--- 요소 경계 기록 ---

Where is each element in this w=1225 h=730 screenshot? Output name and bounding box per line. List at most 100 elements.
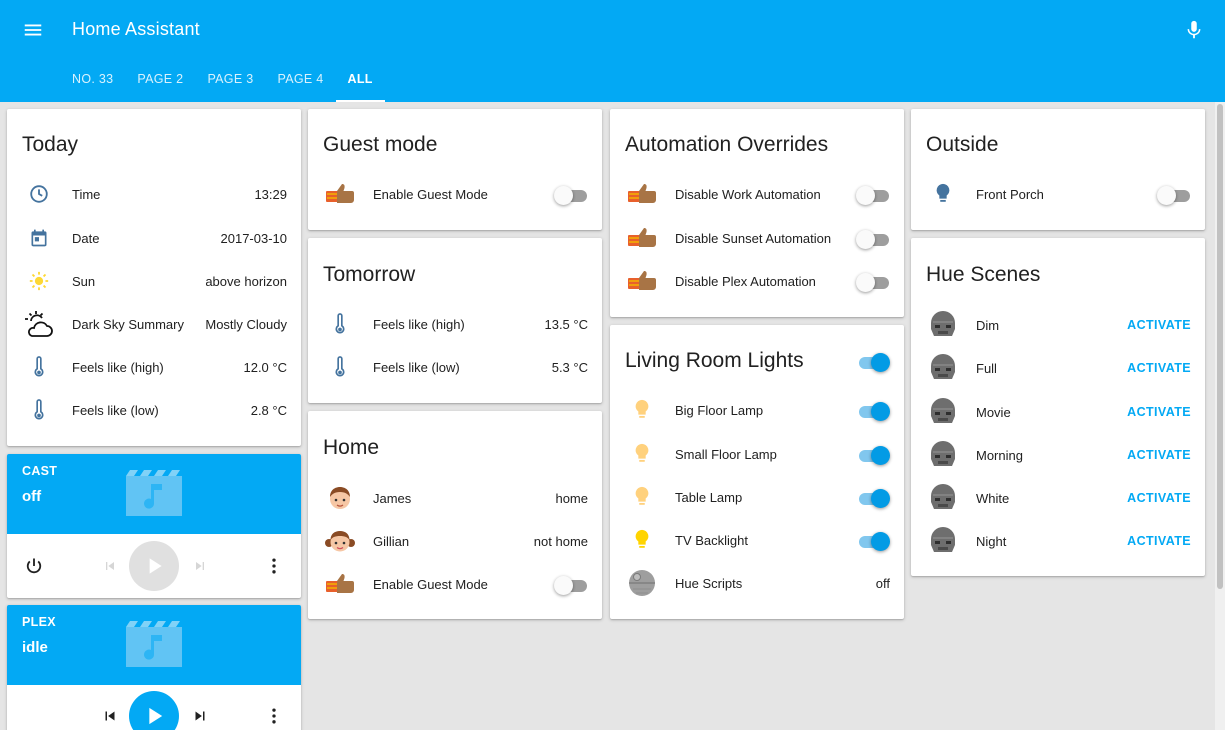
calendar-icon (22, 221, 56, 255)
tab-page-2[interactable]: PAGE 2 (125, 66, 195, 102)
entity-name: Enable Guest Mode (373, 576, 488, 592)
lightbulb-icon (625, 437, 659, 471)
work-automation-toggle[interactable] (856, 184, 890, 205)
entity-name: Disable Plex Automation (675, 273, 816, 289)
card-title: Outside (926, 133, 999, 156)
activate-button[interactable]: ACTIVATE (1127, 361, 1191, 375)
entity-state: above horizon (205, 273, 287, 289)
clock-icon (22, 177, 56, 211)
thumbs-up-icon (323, 177, 357, 211)
entity-state: 12.0 °C (243, 359, 287, 375)
activate-button[interactable]: ACTIVATE (1127, 405, 1191, 419)
menu-icon[interactable] (22, 19, 44, 41)
more-options-icon[interactable] (263, 704, 285, 728)
entity-state: 2.8 °C (250, 402, 287, 418)
plex-automation-toggle[interactable] (856, 271, 890, 292)
thermometer-icon (323, 350, 357, 384)
entity-name: Feels like (low) (72, 402, 159, 418)
entity-row-feels-high[interactable]: Feels like (high) 12.0 °C (7, 347, 301, 387)
entity-row-date[interactable]: Date 2017-03-10 (7, 218, 301, 258)
entity-name: Feels like (high) (72, 359, 164, 375)
tab-page-3[interactable]: PAGE 3 (195, 66, 265, 102)
home-card: Home James home Gillian not home Enable … (308, 411, 602, 619)
entity-row-feels-low[interactable]: Feels like (low) 2.8 °C (7, 390, 301, 430)
entity-row-james[interactable]: James home (308, 478, 602, 518)
previous-track-icon[interactable] (99, 704, 121, 728)
entity-row-front-porch[interactable]: Front Porch (911, 174, 1205, 214)
big-floor-lamp-toggle[interactable] (856, 400, 890, 421)
entity-row-gillian[interactable]: Gillian not home (308, 521, 602, 561)
helmet-icon (926, 395, 960, 429)
more-options-icon[interactable] (263, 554, 285, 578)
play-button[interactable] (129, 541, 179, 591)
thumbs-up-icon (625, 264, 659, 298)
lightbulb-icon (926, 177, 960, 211)
tv-backlight-toggle[interactable] (856, 530, 890, 551)
entity-state: not home (533, 533, 588, 549)
media-player-state: idle (22, 639, 48, 656)
table-lamp-toggle[interactable] (856, 487, 890, 508)
entity-row-dark-sky[interactable]: Dark Sky Summary Mostly Cloudy (7, 304, 301, 344)
guest-mode-toggle[interactable] (554, 184, 588, 205)
activate-button[interactable]: ACTIVATE (1127, 491, 1191, 505)
cast-media-card: CAST off (7, 454, 301, 598)
microphone-icon[interactable] (1183, 19, 1205, 41)
helmet-icon (926, 308, 960, 342)
card-title: Tomorrow (323, 263, 416, 286)
front-porch-toggle[interactable] (1157, 184, 1191, 205)
tab-page-4[interactable]: PAGE 4 (266, 66, 336, 102)
movie-music-icon (126, 621, 182, 667)
page-scrollbar[interactable] (1215, 102, 1225, 730)
entity-row-plex-automation[interactable]: Disable Plex Automation (610, 261, 904, 301)
death-star-icon (625, 566, 659, 600)
entity-name: Gillian (373, 533, 410, 549)
play-button[interactable] (129, 691, 179, 730)
entity-name: Hue Scripts (675, 575, 743, 591)
activate-button[interactable]: ACTIVATE (1127, 448, 1191, 462)
activate-button[interactable]: ACTIVATE (1127, 318, 1191, 332)
thermometer-icon (22, 393, 56, 427)
entity-name: White (976, 490, 1010, 506)
media-controls (7, 685, 301, 730)
tab-all[interactable]: ALL (335, 66, 385, 102)
thermometer-icon (22, 350, 56, 384)
entity-row-tv-backlight[interactable]: TV Backlight (610, 520, 904, 560)
entity-state: home (555, 490, 588, 506)
entity-row-small-floor-lamp[interactable]: Small Floor Lamp (610, 434, 904, 474)
scene-row-night: Night ACTIVATE (911, 521, 1205, 561)
next-track-icon[interactable] (189, 704, 211, 728)
entity-row-big-floor-lamp[interactable]: Big Floor Lamp (610, 390, 904, 430)
entity-row-guest-mode[interactable]: Enable Guest Mode (308, 174, 602, 214)
entity-row-table-lamp[interactable]: Table Lamp (610, 477, 904, 517)
entity-row-work-automation[interactable]: Disable Work Automation (610, 174, 904, 214)
small-floor-lamp-toggle[interactable] (856, 444, 890, 465)
sunset-automation-toggle[interactable] (856, 228, 890, 249)
entity-name: Date (72, 230, 100, 246)
entity-state: 13:29 (254, 186, 287, 202)
entity-state: off (875, 575, 890, 591)
entity-row-feels-high[interactable]: Feels like (high) 13.5 °C (308, 304, 602, 344)
scrollbar-thumb[interactable] (1217, 104, 1223, 589)
living-room-group-toggle[interactable] (856, 351, 890, 372)
card-title: Living Room Lights (625, 349, 804, 372)
entity-row-sunset-automation[interactable]: Disable Sunset Automation (610, 218, 904, 258)
entity-row-hue-scripts[interactable]: Hue Scripts off (610, 563, 904, 603)
guest-mode-card: Guest mode Enable Guest Mode (308, 109, 602, 230)
helmet-icon (926, 351, 960, 385)
entity-row-feels-low[interactable]: Feels like (low) 5.3 °C (308, 347, 602, 387)
entity-row-guest-mode[interactable]: Enable Guest Mode (308, 564, 602, 604)
entity-state: 2017-03-10 (220, 230, 288, 246)
entity-name: Time (72, 186, 101, 202)
entity-name: James (373, 490, 412, 506)
power-icon[interactable] (22, 554, 46, 578)
tab-no-33[interactable]: NO. 33 (60, 66, 125, 102)
entity-row-time[interactable]: Time 13:29 (7, 174, 301, 214)
guest-mode-toggle[interactable] (554, 574, 588, 595)
entity-row-sun[interactable]: Sun above horizon (7, 261, 301, 301)
avatar-gillian-icon (323, 524, 357, 558)
next-track-icon[interactable] (189, 554, 211, 578)
entity-name: Movie (976, 404, 1011, 420)
automation-overrides-card: Automation Overrides Disable Work Automa… (610, 109, 904, 317)
activate-button[interactable]: ACTIVATE (1127, 534, 1191, 548)
previous-track-icon[interactable] (99, 554, 121, 578)
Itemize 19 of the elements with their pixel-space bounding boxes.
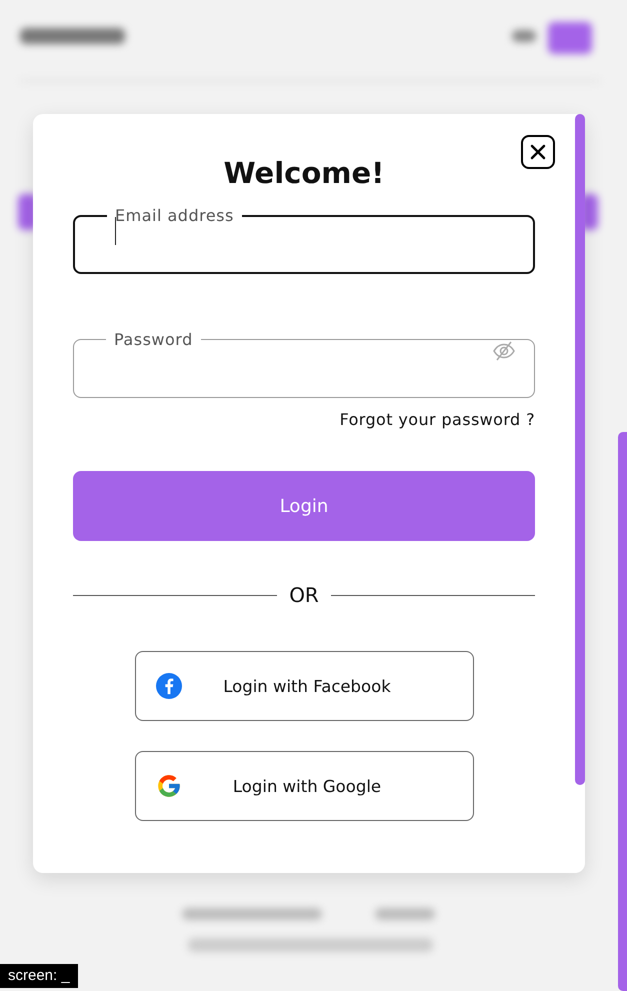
field-label: Email address — [114, 206, 235, 225]
google-icon — [156, 773, 182, 799]
password-field[interactable]: Password — [73, 330, 535, 398]
facebook-icon — [156, 673, 182, 699]
field-label: Password — [113, 330, 194, 349]
or-divider-text: OR — [289, 583, 319, 607]
facebook-login-button[interactable]: Login with Facebook — [134, 651, 474, 721]
screen-label: screen: _ — [0, 964, 78, 988]
eye-slash-icon[interactable] — [492, 339, 516, 363]
email-field[interactable]: Email address — [73, 206, 535, 274]
dialog-scrollbar[interactable] — [575, 114, 585, 785]
page-scrollbar[interactable] — [618, 432, 627, 991]
text-cursor — [115, 217, 116, 245]
close-icon — [528, 142, 548, 162]
forgot-password-link[interactable]: Forgot your password ? — [340, 410, 535, 429]
close-button[interactable] — [521, 135, 555, 169]
google-login-button[interactable]: Login with Google — [134, 751, 474, 821]
dialog-title: Welcome! — [224, 156, 384, 190]
login-button[interactable]: Login — [73, 471, 535, 541]
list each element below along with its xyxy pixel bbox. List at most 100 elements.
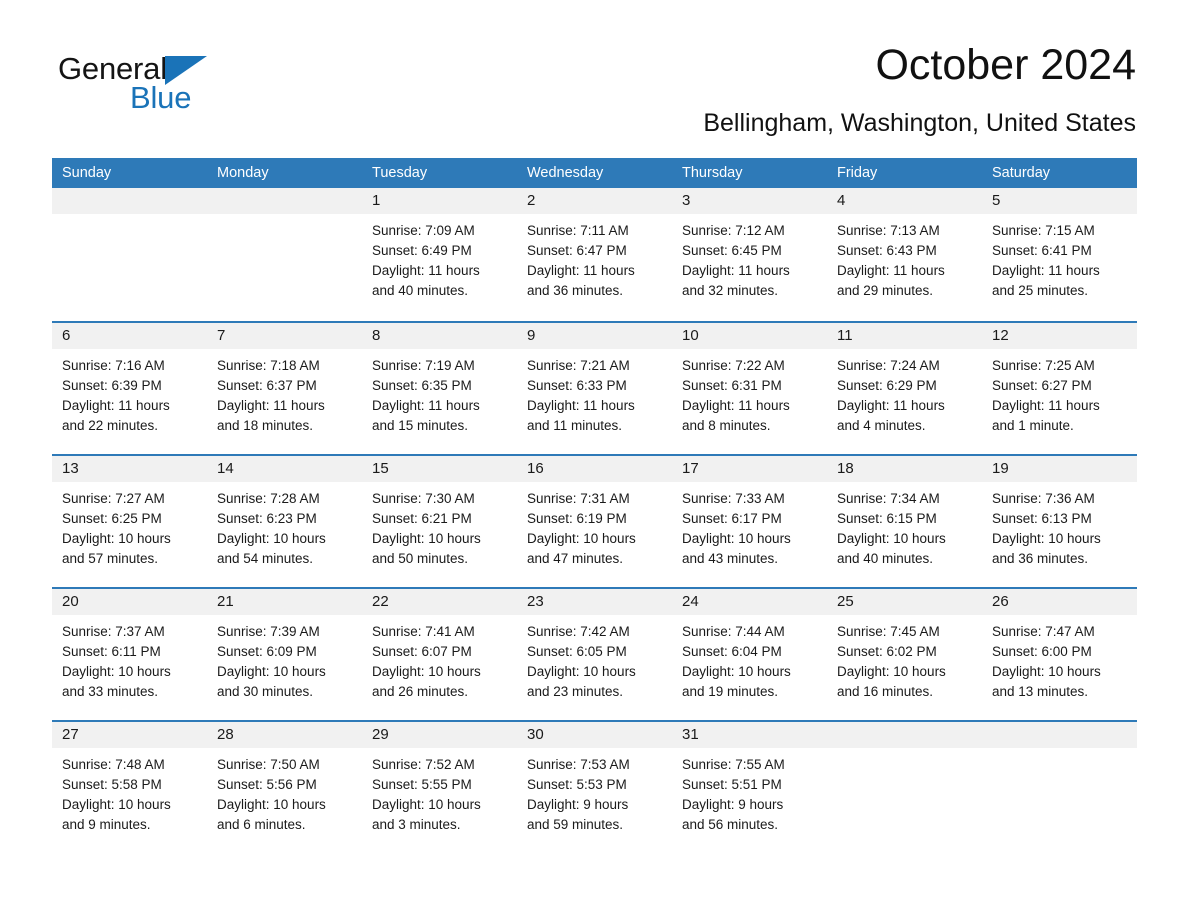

--- 목표 ---
위의 기록 전체에서 "at most 100"를 "at most 50"로 바꾸어 다시 고쳐 쓰고 나머지는 그대로 두세요. 그림은 답에서 빼 주세요.

--- 과제 풀이 ---
Where is each element in this w=1225 h=730 screenshot? Output name and bounding box per line. List at most 50 elements.
calendar-icon (22, 221, 56, 255)
tab-page-2[interactable]: PAGE 2 (125, 66, 195, 102)
entity-name: Enable Guest Mode (373, 576, 488, 592)
lightbulb-icon (625, 437, 659, 471)
work-automation-toggle[interactable] (856, 184, 890, 205)
entity-name: Disable Plex Automation (675, 273, 816, 289)
card-title: Outside (926, 133, 999, 156)
activate-button[interactable]: ACTIVATE (1127, 361, 1191, 375)
entity-state: above horizon (205, 273, 287, 289)
clock-icon (22, 177, 56, 211)
thumbs-up-icon (323, 177, 357, 211)
entity-state: 12.0 °C (243, 359, 287, 375)
activate-button[interactable]: ACTIVATE (1127, 405, 1191, 419)
menu-icon[interactable] (22, 19, 44, 41)
more-options-icon[interactable] (263, 704, 285, 728)
entity-state: 2.8 °C (250, 402, 287, 418)
plex-automation-toggle[interactable] (856, 271, 890, 292)
thermometer-icon (323, 350, 357, 384)
entity-name: Feels like (low) (72, 402, 159, 418)
entity-row-feels-high[interactable]: Feels like (high) 12.0 °C (7, 347, 301, 387)
entity-row-date[interactable]: Date 2017-03-10 (7, 218, 301, 258)
entity-name: Feels like (high) (72, 359, 164, 375)
tab-page-3[interactable]: PAGE 3 (195, 66, 265, 102)
home-card: Home James home Gillian not home Enable … (308, 411, 602, 619)
entity-row-feels-low[interactable]: Feels like (low) 2.8 °C (7, 390, 301, 430)
entity-row-james[interactable]: James home (308, 478, 602, 518)
previous-track-icon[interactable] (99, 704, 121, 728)
entity-row-front-porch[interactable]: Front Porch (911, 174, 1205, 214)
big-floor-lamp-toggle[interactable] (856, 400, 890, 421)
entity-row-gillian[interactable]: Gillian not home (308, 521, 602, 561)
helmet-icon (926, 395, 960, 429)
more-options-icon[interactable] (263, 554, 285, 578)
play-button[interactable] (129, 541, 179, 591)
thumbs-up-icon (625, 264, 659, 298)
lightbulb-icon (926, 177, 960, 211)
tv-backlight-toggle[interactable] (856, 530, 890, 551)
entity-state: not home (533, 533, 588, 549)
media-player-state: idle (22, 639, 48, 656)
table-lamp-toggle[interactable] (856, 487, 890, 508)
entity-row-dark-sky[interactable]: Dark Sky Summary Mostly Cloudy (7, 304, 301, 344)
guest-mode-toggle[interactable] (554, 184, 588, 205)
activate-button[interactable]: ACTIVATE (1127, 491, 1191, 505)
cast-media-card: CAST off (7, 454, 301, 598)
microphone-icon[interactable] (1183, 19, 1205, 41)
helmet-icon (926, 308, 960, 342)
card-title: Tomorrow (323, 263, 416, 286)
front-porch-toggle[interactable] (1157, 184, 1191, 205)
tab-page-4[interactable]: PAGE 4 (266, 66, 336, 102)
movie-music-icon (126, 621, 182, 667)
page-scrollbar[interactable] (1215, 102, 1225, 730)
entity-row-plex-automation[interactable]: Disable Plex Automation (610, 261, 904, 301)
death-star-icon (625, 566, 659, 600)
entity-name: Gillian (373, 533, 410, 549)
play-button[interactable] (129, 691, 179, 730)
entity-name: Hue Scripts (675, 575, 743, 591)
activate-button[interactable]: ACTIVATE (1127, 448, 1191, 462)
activate-button[interactable]: ACTIVATE (1127, 318, 1191, 332)
thermometer-icon (22, 393, 56, 427)
entity-name: White (976, 490, 1010, 506)
media-controls (7, 685, 301, 730)
tab-all[interactable]: ALL (335, 66, 385, 102)
thermometer-icon (22, 350, 56, 384)
entity-row-tv-backlight[interactable]: TV Backlight (610, 520, 904, 560)
entity-state: home (555, 490, 588, 506)
entity-row-small-floor-lamp[interactable]: Small Floor Lamp (610, 434, 904, 474)
scene-row-night: Night ACTIVATE (911, 521, 1205, 561)
next-track-icon[interactable] (189, 704, 211, 728)
entity-row-big-floor-lamp[interactable]: Big Floor Lamp (610, 390, 904, 430)
entity-row-guest-mode[interactable]: Enable Guest Mode (308, 174, 602, 214)
entity-row-table-lamp[interactable]: Table Lamp (610, 477, 904, 517)
entity-row-work-automation[interactable]: Disable Work Automation (610, 174, 904, 214)
small-floor-lamp-toggle[interactable] (856, 444, 890, 465)
sunset-automation-toggle[interactable] (856, 228, 890, 249)
entity-name: Date (72, 230, 100, 246)
entity-state: 13:29 (254, 186, 287, 202)
entity-state: off (875, 575, 890, 591)
entity-row-feels-high[interactable]: Feels like (high) 13.5 °C (308, 304, 602, 344)
scrollbar-thumb[interactable] (1217, 104, 1223, 589)
living-room-group-toggle[interactable] (856, 351, 890, 372)
card-title: Living Room Lights (625, 349, 804, 372)
entity-row-sunset-automation[interactable]: Disable Sunset Automation (610, 218, 904, 258)
entity-row-hue-scripts[interactable]: Hue Scripts off (610, 563, 904, 603)
guest-mode-card: Guest mode Enable Guest Mode (308, 109, 602, 230)
helmet-icon (926, 351, 960, 385)
entity-row-feels-low[interactable]: Feels like (low) 5.3 °C (308, 347, 602, 387)
entity-row-guest-mode[interactable]: Enable Guest Mode (308, 564, 602, 604)
entity-state: 2017-03-10 (220, 230, 288, 246)
entity-name: Time (72, 186, 101, 202)
entity-name: James (373, 490, 412, 506)
power-icon[interactable] (22, 554, 46, 578)
tab-no-33[interactable]: NO. 33 (60, 66, 125, 102)
entity-row-time[interactable]: Time 13:29 (7, 174, 301, 214)
guest-mode-toggle[interactable] (554, 574, 588, 595)
entity-row-sun[interactable]: Sun above horizon (7, 261, 301, 301)
avatar-gillian-icon (323, 524, 357, 558)
next-track-icon[interactable] (189, 554, 211, 578)
entity-name: Movie (976, 404, 1011, 420)
automation-overrides-card: Automation Overrides Disable Work Automa… (610, 109, 904, 317)
activate-button[interactable]: ACTIVATE (1127, 534, 1191, 548)
previous-track-icon[interactable] (99, 554, 121, 578)
Itemize 19 of the elements with their pixel-space bounding boxes.
field-label: Email address — [114, 206, 235, 225]
google-icon — [156, 773, 182, 799]
password-field[interactable]: Password — [73, 330, 535, 398]
facebook-icon — [156, 673, 182, 699]
field-label: Password — [113, 330, 194, 349]
or-divider-text: OR — [289, 583, 319, 607]
facebook-login-button[interactable]: Login with Facebook — [134, 651, 474, 721]
screen-label: screen: _ — [0, 964, 78, 988]
eye-slash-icon[interactable] — [492, 339, 516, 363]
email-field[interactable]: Email address — [73, 206, 535, 274]
dialog-scrollbar[interactable] — [575, 114, 585, 785]
page-scrollbar[interactable] — [618, 432, 627, 991]
text-cursor — [115, 217, 116, 245]
close-icon — [528, 142, 548, 162]
forgot-password-link[interactable]: Forgot your password ? — [340, 410, 535, 429]
close-button[interactable] — [521, 135, 555, 169]
google-login-button[interactable]: Login with Google — [134, 751, 474, 821]
dialog-title: Welcome! — [224, 156, 384, 190]
login-button[interactable]: Login — [73, 471, 535, 541]
list each element below along with its xyxy pixel bbox. List at most 50 elements.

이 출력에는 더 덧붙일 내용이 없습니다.